The task =>
Find the word "mortalidad" in the listing; pull out each line holding it.

[Extracted records]
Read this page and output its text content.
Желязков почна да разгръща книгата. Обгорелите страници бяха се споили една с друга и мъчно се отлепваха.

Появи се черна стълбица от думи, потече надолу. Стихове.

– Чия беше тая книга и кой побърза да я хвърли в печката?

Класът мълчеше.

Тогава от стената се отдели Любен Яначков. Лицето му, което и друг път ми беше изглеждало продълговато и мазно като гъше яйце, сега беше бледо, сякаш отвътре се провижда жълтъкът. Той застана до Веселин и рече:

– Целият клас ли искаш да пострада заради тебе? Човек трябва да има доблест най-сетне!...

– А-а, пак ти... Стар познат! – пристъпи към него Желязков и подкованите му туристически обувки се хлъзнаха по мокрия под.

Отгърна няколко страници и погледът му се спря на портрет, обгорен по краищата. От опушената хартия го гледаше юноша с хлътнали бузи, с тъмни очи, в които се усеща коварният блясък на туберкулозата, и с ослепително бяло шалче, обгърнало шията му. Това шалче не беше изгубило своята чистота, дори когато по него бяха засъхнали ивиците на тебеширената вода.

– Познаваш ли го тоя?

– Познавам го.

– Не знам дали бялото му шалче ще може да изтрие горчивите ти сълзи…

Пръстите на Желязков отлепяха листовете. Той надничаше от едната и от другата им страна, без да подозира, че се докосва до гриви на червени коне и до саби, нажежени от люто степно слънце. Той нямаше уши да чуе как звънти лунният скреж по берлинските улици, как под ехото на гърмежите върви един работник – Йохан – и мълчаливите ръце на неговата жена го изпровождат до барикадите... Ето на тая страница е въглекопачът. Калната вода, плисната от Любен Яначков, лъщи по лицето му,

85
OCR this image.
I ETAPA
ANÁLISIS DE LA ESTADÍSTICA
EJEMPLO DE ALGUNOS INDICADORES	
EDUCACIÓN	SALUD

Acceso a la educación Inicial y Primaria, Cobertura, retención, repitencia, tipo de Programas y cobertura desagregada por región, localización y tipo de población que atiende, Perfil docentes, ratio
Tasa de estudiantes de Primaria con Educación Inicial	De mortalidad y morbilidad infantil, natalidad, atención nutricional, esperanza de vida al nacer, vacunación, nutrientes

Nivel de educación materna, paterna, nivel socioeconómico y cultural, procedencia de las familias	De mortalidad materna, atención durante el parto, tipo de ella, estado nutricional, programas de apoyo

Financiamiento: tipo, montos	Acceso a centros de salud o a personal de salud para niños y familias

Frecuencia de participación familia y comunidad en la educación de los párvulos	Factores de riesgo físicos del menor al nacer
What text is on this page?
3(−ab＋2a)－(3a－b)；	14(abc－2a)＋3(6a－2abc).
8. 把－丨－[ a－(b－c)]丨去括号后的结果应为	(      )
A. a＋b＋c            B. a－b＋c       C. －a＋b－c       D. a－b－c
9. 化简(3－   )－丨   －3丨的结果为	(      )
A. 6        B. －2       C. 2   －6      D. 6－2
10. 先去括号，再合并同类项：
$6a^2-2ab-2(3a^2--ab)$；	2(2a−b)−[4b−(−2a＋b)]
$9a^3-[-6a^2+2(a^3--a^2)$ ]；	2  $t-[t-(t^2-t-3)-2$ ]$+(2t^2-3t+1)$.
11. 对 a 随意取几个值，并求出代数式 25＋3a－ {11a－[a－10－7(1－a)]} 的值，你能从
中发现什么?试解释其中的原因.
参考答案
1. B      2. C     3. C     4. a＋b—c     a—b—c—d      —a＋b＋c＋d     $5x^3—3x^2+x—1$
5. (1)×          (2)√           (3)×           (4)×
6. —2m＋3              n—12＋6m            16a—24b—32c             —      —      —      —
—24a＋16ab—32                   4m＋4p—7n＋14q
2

Exercise response =>
Tasa de estudiantes de Primaria con Educación Inicial	De mortalidad y morbilidad infantil, natalidad, atención nutricional, esperanza de vida al nacer, vacunación, nutrientes
Nivel de educación materna, paterna, nivel socioeconómico y cultural, procedencia de las familias	De mortalidad materna, atención durante el parto, tipo de ella, estado nutricional, programas de apoyo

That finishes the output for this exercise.